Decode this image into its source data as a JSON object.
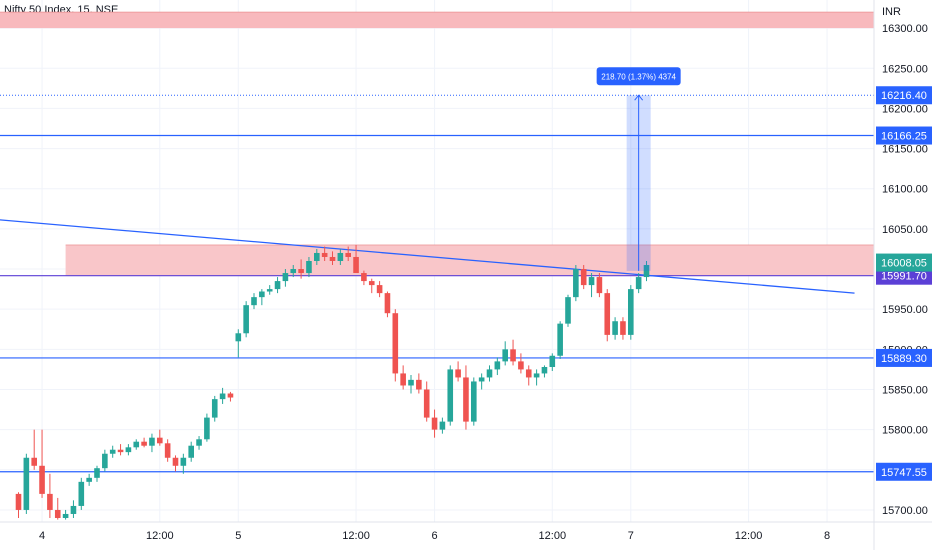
{
  "chart_data": {
    "type": "candlestick",
    "title": "Nifty 50 Index, 15, NSE",
    "currency": "INR",
    "ylim": [
      15685,
      16335
    ],
    "y_ticks": [
      15700.0,
      15750.0,
      15800.0,
      15850.0,
      15900.0,
      15950.0,
      16000.0,
      16050.0,
      16100.0,
      16150.0,
      16200.0,
      16250.0,
      16300.0
    ],
    "x_ticks": [
      {
        "label": "4",
        "i": 3
      },
      {
        "label": "12:00",
        "i": 18
      },
      {
        "label": "5",
        "i": 28
      },
      {
        "label": "12:00",
        "i": 43
      },
      {
        "label": "6",
        "i": 53
      },
      {
        "label": "12:00",
        "i": 68
      },
      {
        "label": "7",
        "i": 78
      },
      {
        "label": "12:00",
        "i": 93
      },
      {
        "label": "8",
        "i": 103
      }
    ],
    "candles": [
      [
        15720,
        15722,
        15690,
        15700
      ],
      [
        15700,
        15770,
        15695,
        15765
      ],
      [
        15765,
        15800,
        15750,
        15755
      ],
      [
        15755,
        15800,
        15715,
        15720
      ],
      [
        15720,
        15745,
        15690,
        15700
      ],
      [
        15700,
        15715,
        15688,
        15690
      ],
      [
        15690,
        15700,
        15688,
        15695
      ],
      [
        15695,
        15712,
        15690,
        15705
      ],
      [
        15705,
        15740,
        15700,
        15735
      ],
      [
        15735,
        15745,
        15730,
        15740
      ],
      [
        15740,
        15755,
        15735,
        15752
      ],
      [
        15752,
        15775,
        15748,
        15770
      ],
      [
        15770,
        15780,
        15765,
        15775
      ],
      [
        15775,
        15782,
        15768,
        15772
      ],
      [
        15772,
        15782,
        15768,
        15778
      ],
      [
        15778,
        15788,
        15775,
        15785
      ],
      [
        15785,
        15790,
        15778,
        15780
      ],
      [
        15780,
        15795,
        15772,
        15790
      ],
      [
        15790,
        15800,
        15780,
        15783
      ],
      [
        15783,
        15788,
        15760,
        15765
      ],
      [
        15765,
        15768,
        15748,
        15755
      ],
      [
        15755,
        15770,
        15745,
        15765
      ],
      [
        15765,
        15785,
        15760,
        15780
      ],
      [
        15780,
        15792,
        15775,
        15788
      ],
      [
        15788,
        15820,
        15785,
        15815
      ],
      [
        15815,
        15842,
        15810,
        15838
      ],
      [
        15838,
        15852,
        15832,
        15845
      ],
      [
        15845,
        15847,
        15835,
        15840
      ],
      [
        15910,
        15925,
        15890,
        15920
      ],
      [
        15920,
        15960,
        15915,
        15955
      ],
      [
        15955,
        15970,
        15950,
        15965
      ],
      [
        15965,
        15975,
        15955,
        15972
      ],
      [
        15972,
        15980,
        15968,
        15975
      ],
      [
        15975,
        15990,
        15970,
        15985
      ],
      [
        15985,
        16000,
        15978,
        15995
      ],
      [
        15995,
        16005,
        15990,
        16000
      ],
      [
        16000,
        16012,
        15988,
        15995
      ],
      [
        15995,
        16015,
        15990,
        16010
      ],
      [
        16010,
        16025,
        16005,
        16020
      ],
      [
        16020,
        16028,
        16010,
        16015
      ],
      [
        16015,
        16022,
        16005,
        16010
      ],
      [
        16010,
        16025,
        16005,
        16020
      ],
      [
        16020,
        16028,
        16010,
        16015
      ],
      [
        16015,
        16030,
        16000,
        15995
      ],
      [
        15995,
        15998,
        15980,
        15985
      ],
      [
        15985,
        15988,
        15970,
        15980
      ],
      [
        15980,
        15985,
        15965,
        15970
      ],
      [
        15970,
        15972,
        15940,
        15945
      ],
      [
        15945,
        15950,
        15860,
        15870
      ],
      [
        15870,
        15880,
        15850,
        15855
      ],
      [
        15855,
        15868,
        15845,
        15862
      ],
      [
        15862,
        15870,
        15845,
        15850
      ],
      [
        15850,
        15860,
        15810,
        15815
      ],
      [
        15815,
        15825,
        15790,
        15800
      ],
      [
        15800,
        15815,
        15795,
        15810
      ],
      [
        15810,
        15880,
        15805,
        15875
      ],
      [
        15875,
        15885,
        15860,
        15865
      ],
      [
        15865,
        15880,
        15800,
        15810
      ],
      [
        15810,
        15865,
        15805,
        15860
      ],
      [
        15860,
        15870,
        15850,
        15865
      ],
      [
        15865,
        15880,
        15860,
        15875
      ],
      [
        15875,
        15890,
        15868,
        15885
      ],
      [
        15885,
        15910,
        15880,
        15900
      ],
      [
        15900,
        15912,
        15880,
        15885
      ],
      [
        15885,
        15895,
        15870,
        15875
      ],
      [
        15875,
        15880,
        15855,
        15865
      ],
      [
        15865,
        15875,
        15855,
        15870
      ],
      [
        15870,
        15880,
        15865,
        15878
      ],
      [
        15878,
        15895,
        15873,
        15892
      ],
      [
        15892,
        15935,
        15888,
        15932
      ],
      [
        15932,
        15968,
        15928,
        15965
      ],
      [
        15965,
        16005,
        15960,
        16000
      ],
      [
        16000,
        16005,
        15975,
        15980
      ],
      [
        15980,
        15995,
        15965,
        15990
      ],
      [
        15990,
        15995,
        15965,
        15970
      ],
      [
        15970,
        15975,
        15910,
        15918
      ],
      [
        15918,
        15940,
        15912,
        15935
      ],
      [
        15935,
        15940,
        15912,
        15918
      ],
      [
        15918,
        15980,
        15912,
        15975
      ],
      [
        15975,
        15995,
        15970,
        15990
      ],
      [
        15990,
        16010,
        15985,
        16005
      ]
    ],
    "horizontal_lines": [
      {
        "price": 16166.25,
        "color": "#2962ff",
        "label": "16166.25"
      },
      {
        "price": 15991.7,
        "color": "#5b3fd6",
        "label": "15991.70"
      },
      {
        "price": 15889.3,
        "color": "#2962ff",
        "label": "15889.30"
      },
      {
        "price": 15747.55,
        "color": "#2962ff",
        "label": "15747.55"
      }
    ],
    "dotted_line": {
      "price": 16216.4,
      "color": "#2962ff",
      "label": "16216.40"
    },
    "last_price": {
      "price": 16008.05,
      "color": "#26a69a",
      "label": "16008.05"
    },
    "zones": [
      {
        "from": 16300,
        "to": 16320,
        "x_from_index": null,
        "color": "#f8b9bd"
      },
      {
        "from": 15991.7,
        "to": 16030,
        "x_from_index": 6,
        "color": "#f9c6c9"
      }
    ],
    "trendline": {
      "from_index": -4.5,
      "from_price": 16063,
      "to_index": 106.5,
      "to_price": 15970,
      "color": "#2962ff"
    },
    "measure": {
      "from_price": 15997.7,
      "to_price": 16216.4,
      "at_index": 79,
      "label": "218.70 (1.37%) 4374",
      "color": "#2962ff"
    }
  }
}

▬▬▬

● Task goal: Where a line holds the string "color", copy that line.

● Written answer:
        "color": "#2962ff",
        "color": "#5b3fd6",
        "color": "#2962ff",
        "color": "#2962ff",
      "color": "#2962ff",
      "color": "#26a69a",
        "color": "#f8b9bd"
        "color": "#f9c6c9"
      "color": "#2962ff"
      "color": "#2962ff"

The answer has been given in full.